◆ **Direction**:
Give, as a bare number, the count of lines that contain the word "What".

◆ **Stored records**:
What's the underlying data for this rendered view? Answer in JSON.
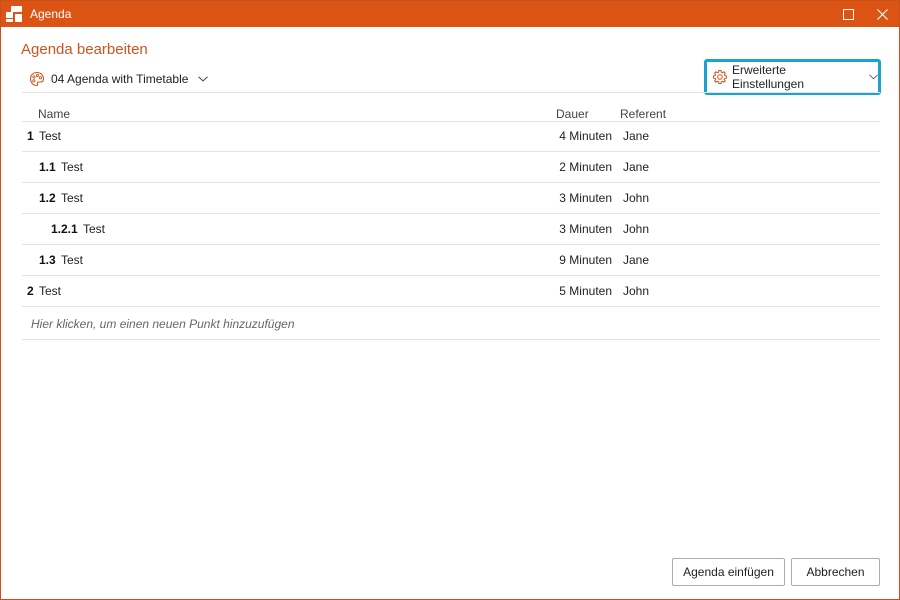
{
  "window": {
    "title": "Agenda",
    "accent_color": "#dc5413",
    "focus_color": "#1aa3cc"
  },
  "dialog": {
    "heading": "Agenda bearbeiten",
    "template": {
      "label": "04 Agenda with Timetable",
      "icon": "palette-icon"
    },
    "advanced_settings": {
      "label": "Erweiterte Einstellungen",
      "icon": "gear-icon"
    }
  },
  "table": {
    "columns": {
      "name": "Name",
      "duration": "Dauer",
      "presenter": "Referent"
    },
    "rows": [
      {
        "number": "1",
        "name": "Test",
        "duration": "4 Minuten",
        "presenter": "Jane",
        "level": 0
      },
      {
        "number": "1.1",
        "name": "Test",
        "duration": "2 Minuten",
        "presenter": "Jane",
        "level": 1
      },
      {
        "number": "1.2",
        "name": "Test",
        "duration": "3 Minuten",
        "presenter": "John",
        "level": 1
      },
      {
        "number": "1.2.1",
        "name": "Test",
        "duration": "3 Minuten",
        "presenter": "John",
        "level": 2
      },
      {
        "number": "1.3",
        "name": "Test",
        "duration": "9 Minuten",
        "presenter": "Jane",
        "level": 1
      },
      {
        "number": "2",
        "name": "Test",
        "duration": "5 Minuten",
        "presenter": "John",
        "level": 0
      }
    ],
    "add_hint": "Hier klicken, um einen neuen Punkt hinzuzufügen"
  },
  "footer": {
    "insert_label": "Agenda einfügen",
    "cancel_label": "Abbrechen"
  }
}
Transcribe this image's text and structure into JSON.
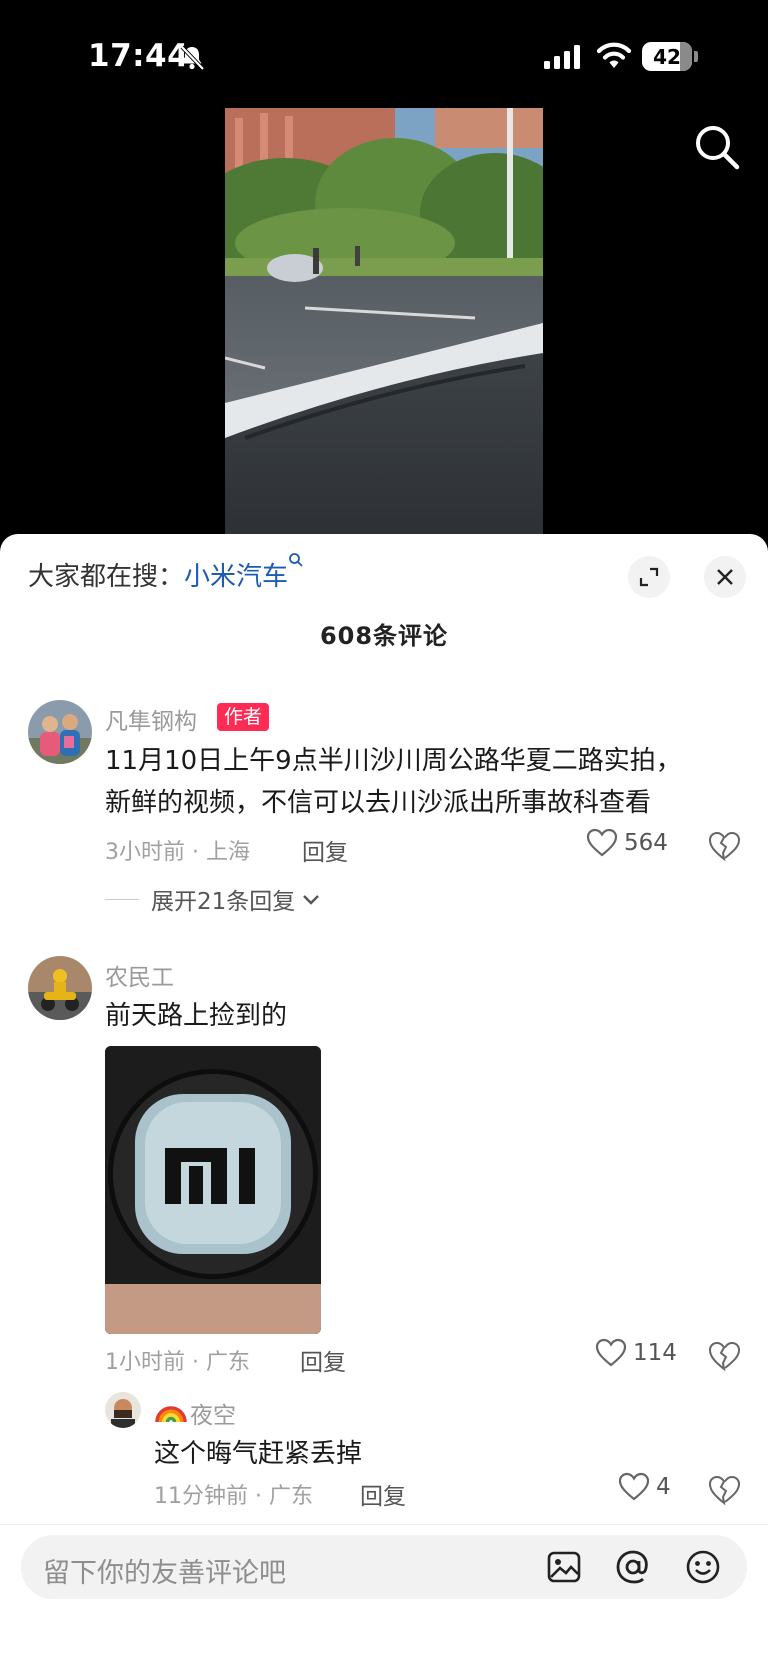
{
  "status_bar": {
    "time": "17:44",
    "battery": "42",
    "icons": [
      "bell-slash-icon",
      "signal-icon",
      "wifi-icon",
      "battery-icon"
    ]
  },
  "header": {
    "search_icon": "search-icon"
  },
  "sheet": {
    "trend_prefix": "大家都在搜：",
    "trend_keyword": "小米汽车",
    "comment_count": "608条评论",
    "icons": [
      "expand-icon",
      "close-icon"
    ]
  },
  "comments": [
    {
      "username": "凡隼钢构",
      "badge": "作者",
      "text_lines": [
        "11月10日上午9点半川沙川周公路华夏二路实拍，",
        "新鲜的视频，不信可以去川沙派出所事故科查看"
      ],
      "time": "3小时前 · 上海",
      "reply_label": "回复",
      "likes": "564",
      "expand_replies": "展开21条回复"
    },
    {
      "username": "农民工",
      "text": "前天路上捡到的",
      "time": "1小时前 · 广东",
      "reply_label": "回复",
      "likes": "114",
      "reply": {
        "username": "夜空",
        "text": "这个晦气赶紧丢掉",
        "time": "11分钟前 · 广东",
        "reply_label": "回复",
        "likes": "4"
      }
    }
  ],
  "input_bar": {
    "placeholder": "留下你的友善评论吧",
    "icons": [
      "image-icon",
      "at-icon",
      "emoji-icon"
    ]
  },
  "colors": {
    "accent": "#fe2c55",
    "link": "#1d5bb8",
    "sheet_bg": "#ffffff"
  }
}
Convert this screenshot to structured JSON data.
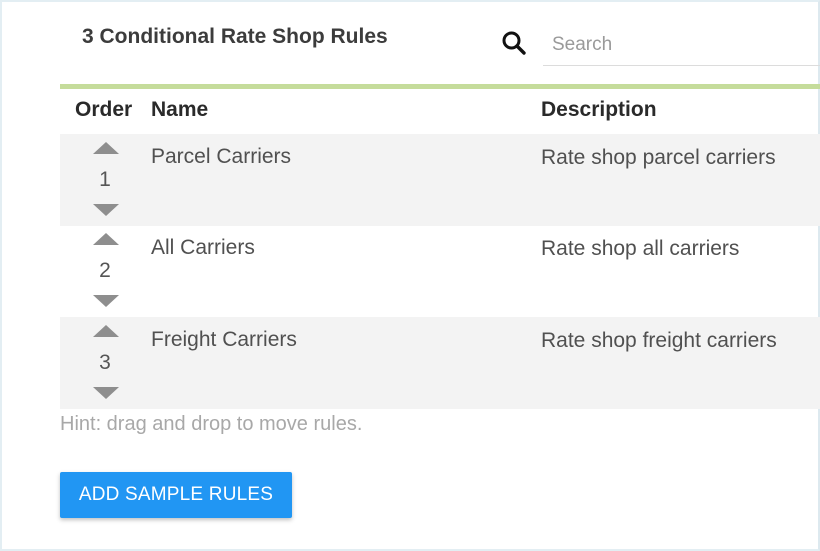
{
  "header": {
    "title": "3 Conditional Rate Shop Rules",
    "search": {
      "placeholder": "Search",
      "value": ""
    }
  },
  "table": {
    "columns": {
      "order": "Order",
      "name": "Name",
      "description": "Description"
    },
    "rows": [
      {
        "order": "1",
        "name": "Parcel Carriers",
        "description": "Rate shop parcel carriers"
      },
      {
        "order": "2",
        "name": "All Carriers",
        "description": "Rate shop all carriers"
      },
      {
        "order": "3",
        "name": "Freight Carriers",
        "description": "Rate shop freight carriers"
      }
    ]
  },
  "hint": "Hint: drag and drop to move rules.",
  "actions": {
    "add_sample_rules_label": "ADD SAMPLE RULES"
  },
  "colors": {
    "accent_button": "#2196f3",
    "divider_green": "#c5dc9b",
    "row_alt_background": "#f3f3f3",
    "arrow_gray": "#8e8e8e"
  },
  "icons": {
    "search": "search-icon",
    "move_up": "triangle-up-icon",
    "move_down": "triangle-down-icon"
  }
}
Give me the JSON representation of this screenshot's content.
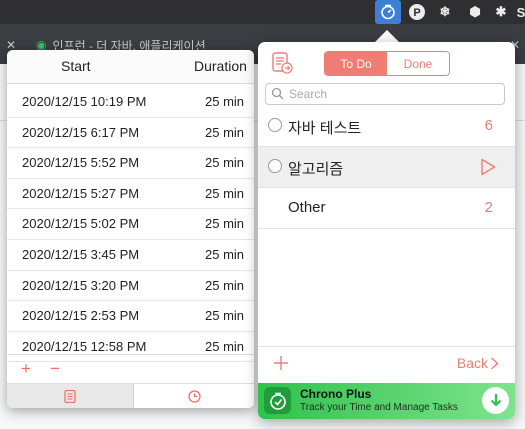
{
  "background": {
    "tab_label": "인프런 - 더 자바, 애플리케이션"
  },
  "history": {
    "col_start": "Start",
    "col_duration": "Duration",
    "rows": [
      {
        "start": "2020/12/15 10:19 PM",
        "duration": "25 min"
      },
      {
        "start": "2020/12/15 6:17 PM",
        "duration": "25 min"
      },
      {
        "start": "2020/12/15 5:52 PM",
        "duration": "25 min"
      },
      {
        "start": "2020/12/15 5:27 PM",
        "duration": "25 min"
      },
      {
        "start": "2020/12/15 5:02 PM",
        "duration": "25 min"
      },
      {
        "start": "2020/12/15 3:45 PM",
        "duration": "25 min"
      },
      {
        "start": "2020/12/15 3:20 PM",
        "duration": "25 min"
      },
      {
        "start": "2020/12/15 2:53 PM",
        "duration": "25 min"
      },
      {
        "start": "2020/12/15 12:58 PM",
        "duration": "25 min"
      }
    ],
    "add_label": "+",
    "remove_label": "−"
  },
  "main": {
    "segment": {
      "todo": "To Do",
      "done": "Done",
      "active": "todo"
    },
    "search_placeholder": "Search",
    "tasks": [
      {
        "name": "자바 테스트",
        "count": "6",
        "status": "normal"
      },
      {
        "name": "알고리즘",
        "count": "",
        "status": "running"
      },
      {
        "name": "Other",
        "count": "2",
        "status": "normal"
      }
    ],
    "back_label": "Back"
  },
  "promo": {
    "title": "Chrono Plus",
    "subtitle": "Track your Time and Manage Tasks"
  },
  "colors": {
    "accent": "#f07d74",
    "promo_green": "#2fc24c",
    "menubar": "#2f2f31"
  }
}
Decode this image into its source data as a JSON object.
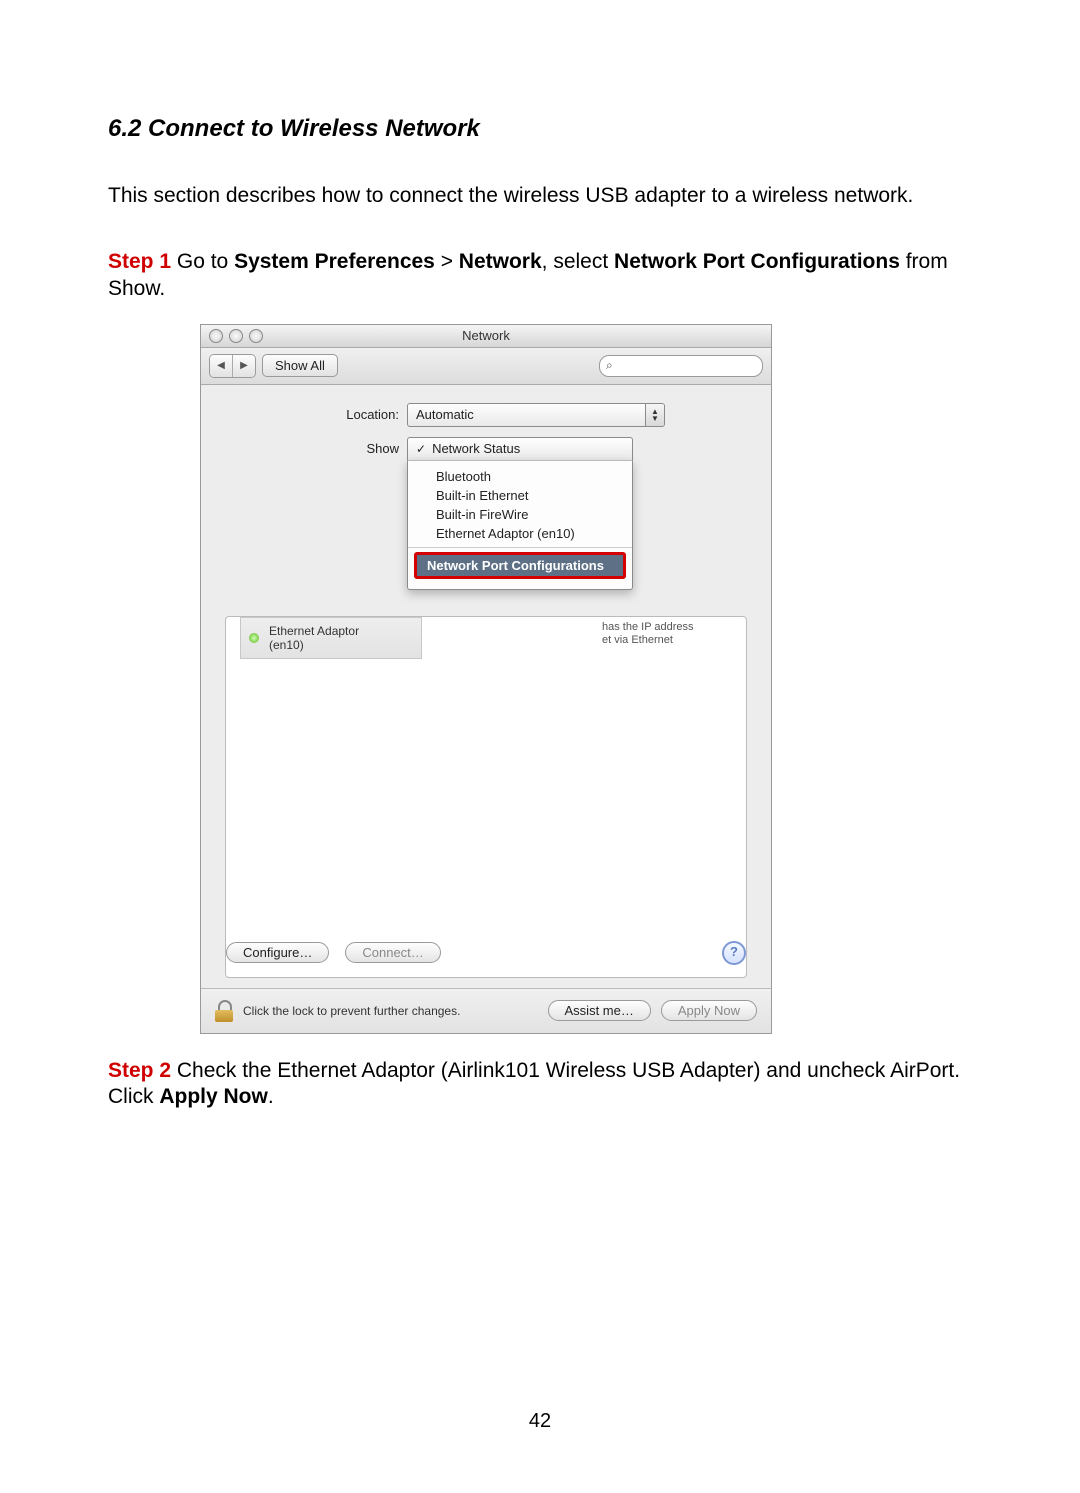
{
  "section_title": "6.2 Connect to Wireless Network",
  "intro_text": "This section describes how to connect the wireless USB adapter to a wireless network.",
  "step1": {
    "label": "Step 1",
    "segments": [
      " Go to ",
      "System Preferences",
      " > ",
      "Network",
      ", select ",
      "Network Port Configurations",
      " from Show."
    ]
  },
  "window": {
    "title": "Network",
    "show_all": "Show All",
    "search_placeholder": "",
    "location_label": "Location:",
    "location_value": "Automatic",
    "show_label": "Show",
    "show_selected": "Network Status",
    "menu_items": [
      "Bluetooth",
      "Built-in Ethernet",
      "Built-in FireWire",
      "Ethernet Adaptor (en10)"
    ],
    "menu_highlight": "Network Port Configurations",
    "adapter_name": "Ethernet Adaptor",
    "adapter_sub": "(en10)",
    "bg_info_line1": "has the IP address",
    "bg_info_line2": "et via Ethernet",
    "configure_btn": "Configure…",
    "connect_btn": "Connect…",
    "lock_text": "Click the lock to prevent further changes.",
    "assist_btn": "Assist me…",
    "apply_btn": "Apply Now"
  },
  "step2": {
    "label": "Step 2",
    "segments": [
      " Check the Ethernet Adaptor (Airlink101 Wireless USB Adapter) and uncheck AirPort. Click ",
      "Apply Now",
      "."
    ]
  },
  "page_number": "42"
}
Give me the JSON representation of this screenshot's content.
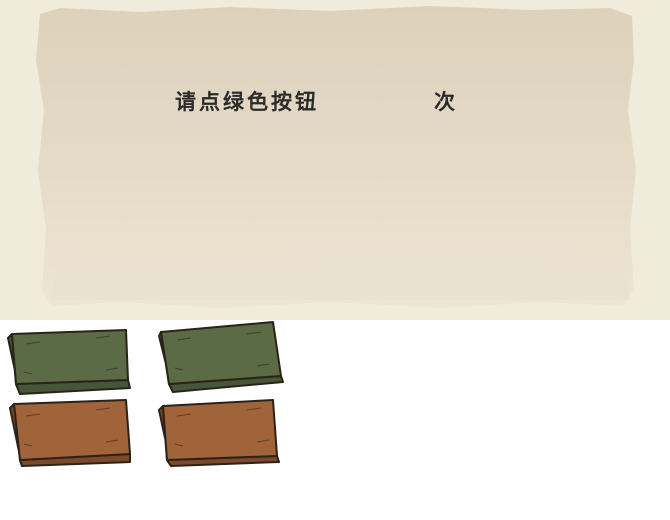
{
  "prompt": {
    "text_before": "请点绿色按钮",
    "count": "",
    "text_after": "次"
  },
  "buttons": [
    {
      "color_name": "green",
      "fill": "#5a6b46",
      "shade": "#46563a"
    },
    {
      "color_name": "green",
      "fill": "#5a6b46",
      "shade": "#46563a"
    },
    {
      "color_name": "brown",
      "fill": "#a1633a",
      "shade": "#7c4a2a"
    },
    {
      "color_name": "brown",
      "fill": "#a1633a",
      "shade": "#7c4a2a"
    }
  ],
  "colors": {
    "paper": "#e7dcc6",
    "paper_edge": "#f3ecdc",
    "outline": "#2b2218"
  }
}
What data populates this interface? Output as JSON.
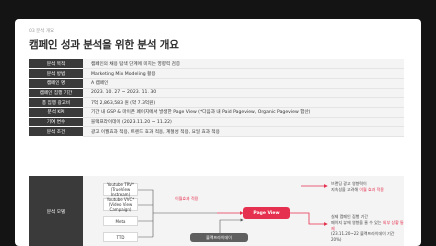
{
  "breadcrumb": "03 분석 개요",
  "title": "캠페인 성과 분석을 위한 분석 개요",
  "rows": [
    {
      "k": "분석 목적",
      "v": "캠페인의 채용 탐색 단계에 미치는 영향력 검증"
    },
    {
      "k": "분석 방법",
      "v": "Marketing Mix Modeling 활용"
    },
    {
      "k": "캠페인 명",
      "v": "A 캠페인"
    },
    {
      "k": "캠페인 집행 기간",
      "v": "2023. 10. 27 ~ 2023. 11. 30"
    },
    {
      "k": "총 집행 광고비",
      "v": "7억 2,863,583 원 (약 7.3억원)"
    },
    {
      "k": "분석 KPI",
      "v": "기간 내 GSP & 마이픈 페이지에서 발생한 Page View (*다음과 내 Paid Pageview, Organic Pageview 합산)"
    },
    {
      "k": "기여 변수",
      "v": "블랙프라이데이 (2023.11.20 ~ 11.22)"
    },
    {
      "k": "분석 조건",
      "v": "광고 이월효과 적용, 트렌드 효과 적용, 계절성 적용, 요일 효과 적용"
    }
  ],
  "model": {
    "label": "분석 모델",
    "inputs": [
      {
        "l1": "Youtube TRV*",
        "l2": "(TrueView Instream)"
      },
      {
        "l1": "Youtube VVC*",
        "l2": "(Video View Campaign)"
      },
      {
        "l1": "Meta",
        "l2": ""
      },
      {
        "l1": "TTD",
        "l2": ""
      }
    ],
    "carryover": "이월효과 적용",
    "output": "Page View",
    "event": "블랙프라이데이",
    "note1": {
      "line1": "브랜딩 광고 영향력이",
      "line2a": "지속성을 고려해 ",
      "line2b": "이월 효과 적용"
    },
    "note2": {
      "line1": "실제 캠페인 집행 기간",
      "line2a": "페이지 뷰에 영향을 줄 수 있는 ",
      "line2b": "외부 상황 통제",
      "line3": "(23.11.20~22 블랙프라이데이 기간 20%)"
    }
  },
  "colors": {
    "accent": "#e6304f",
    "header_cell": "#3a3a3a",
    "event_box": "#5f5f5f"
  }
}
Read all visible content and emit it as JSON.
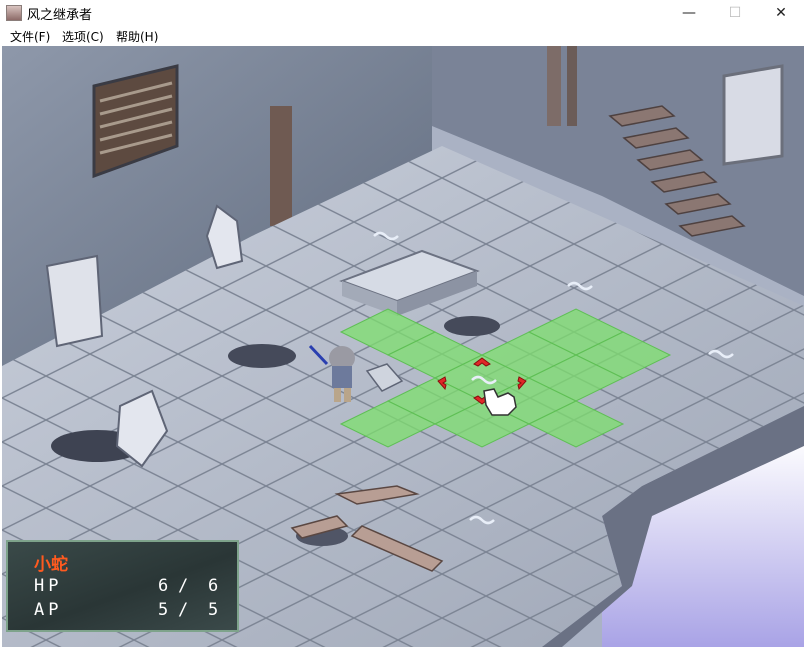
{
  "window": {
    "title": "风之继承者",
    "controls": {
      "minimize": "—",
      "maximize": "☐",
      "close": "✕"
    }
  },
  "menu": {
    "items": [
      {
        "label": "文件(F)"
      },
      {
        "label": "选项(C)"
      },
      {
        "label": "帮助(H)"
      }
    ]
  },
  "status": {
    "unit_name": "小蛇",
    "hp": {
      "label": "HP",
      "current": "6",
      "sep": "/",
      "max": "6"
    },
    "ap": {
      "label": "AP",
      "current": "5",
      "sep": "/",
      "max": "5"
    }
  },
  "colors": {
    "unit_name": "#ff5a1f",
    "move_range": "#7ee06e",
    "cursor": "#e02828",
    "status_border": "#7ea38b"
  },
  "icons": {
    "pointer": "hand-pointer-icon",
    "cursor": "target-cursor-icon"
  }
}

◆ **Solved exercise**:
2